-- START Records for processing --

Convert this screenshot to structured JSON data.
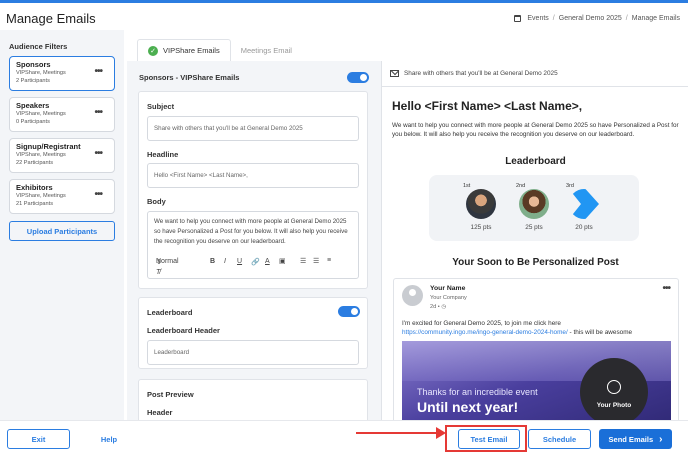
{
  "page": {
    "title": "Manage Emails"
  },
  "breadcrumb": [
    "Events",
    "General Demo 2025",
    "Manage Emails"
  ],
  "sidebar": {
    "title": "Audience Filters",
    "upload_label": "Upload Participants",
    "items": [
      {
        "name": "Sponsors",
        "type": "VIPShare, Meetings",
        "count": "2 Participants",
        "selected": true
      },
      {
        "name": "Speakers",
        "type": "VIPShare, Meetings",
        "count": "0 Participants",
        "selected": false
      },
      {
        "name": "Signup/Registrant",
        "type": "VIPShare, Meetings",
        "count": "22 Participants",
        "selected": false
      },
      {
        "name": "Exhibitors",
        "type": "VIPShare, Meetings",
        "count": "21 Participants",
        "selected": false
      }
    ]
  },
  "tabs": [
    {
      "label": "VIPShare Emails",
      "active": true
    },
    {
      "label": "Meetings Email",
      "active": false
    }
  ],
  "editor": {
    "section_title": "Sponsors - VIPShare Emails",
    "subject_label": "Subject",
    "subject_value": "Share with others that you'll be at General Demo 2025",
    "headline_label": "Headline",
    "headline_value": "Hello <First Name> <Last Name>,",
    "body_label": "Body",
    "body_value": "We want to help you connect with more people at General Demo 2025 so have Personalized a Post for you below. It will also help you receive the recognition you deserve on our leaderboard.",
    "format_value": "Normal",
    "leaderboard_label": "Leaderboard",
    "leaderboard_header_label": "Leaderboard Header",
    "leaderboard_header_value": "Leaderboard",
    "post_preview_label": "Post Preview",
    "header_label": "Header"
  },
  "preview": {
    "subject": "Share with others that you'll be at General Demo 2025",
    "hello": "Hello <First Name> <Last Name>,",
    "intro": "We want to help you connect with more people at General Demo 2025 so have Personalized a Post for you below. It will also help you receive the recognition you deserve on our leaderboard.",
    "leaderboard_title": "Leaderboard",
    "ranks": [
      {
        "pos": "1st",
        "pts": "125 pts"
      },
      {
        "pos": "2nd",
        "pts": "25 pts"
      },
      {
        "pos": "3rd",
        "pts": "20 pts"
      }
    ],
    "post_title": "Your Soon to Be Personalized Post",
    "post": {
      "name": "Your Name",
      "company": "Your Company",
      "time": "2d •",
      "text": "I'm excited for General Demo 2025, to join me click here",
      "link": "https://community.ingo.me/ingo-general-demo-2024-home/",
      "link_suffix": " - this will be awesome",
      "img_line1": "Thanks for an incredible event",
      "img_line2": "Until next year!",
      "photo_label": "Your Photo"
    }
  },
  "footer": {
    "exit": "Exit",
    "help": "Help",
    "test_email": "Test Email",
    "schedule": "Schedule",
    "send": "Send Emails"
  },
  "colors": {
    "accent": "#2b7de1",
    "highlight": "#e53935",
    "success": "#4caf50"
  }
}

-- END Records for processing --

# Given exercise
Find the word "with" in the material, then list each line that holds it.

# Completed exercise
    "subject_value": "Share with others that you'll be at General Demo 2025",
    "body_value": "We want to help you connect with more people at General Demo 2025 so have Personalized a Post for you below. It will also help you receive the recognition you deserve on our leaderboard.",
    "subject": "Share with others that you'll be at General Demo 2025",
    "intro": "We want to help you connect with more people at General Demo 2025 so have Personalized a Post for you below. It will also help you receive the recognition you deserve on our leaderboard.",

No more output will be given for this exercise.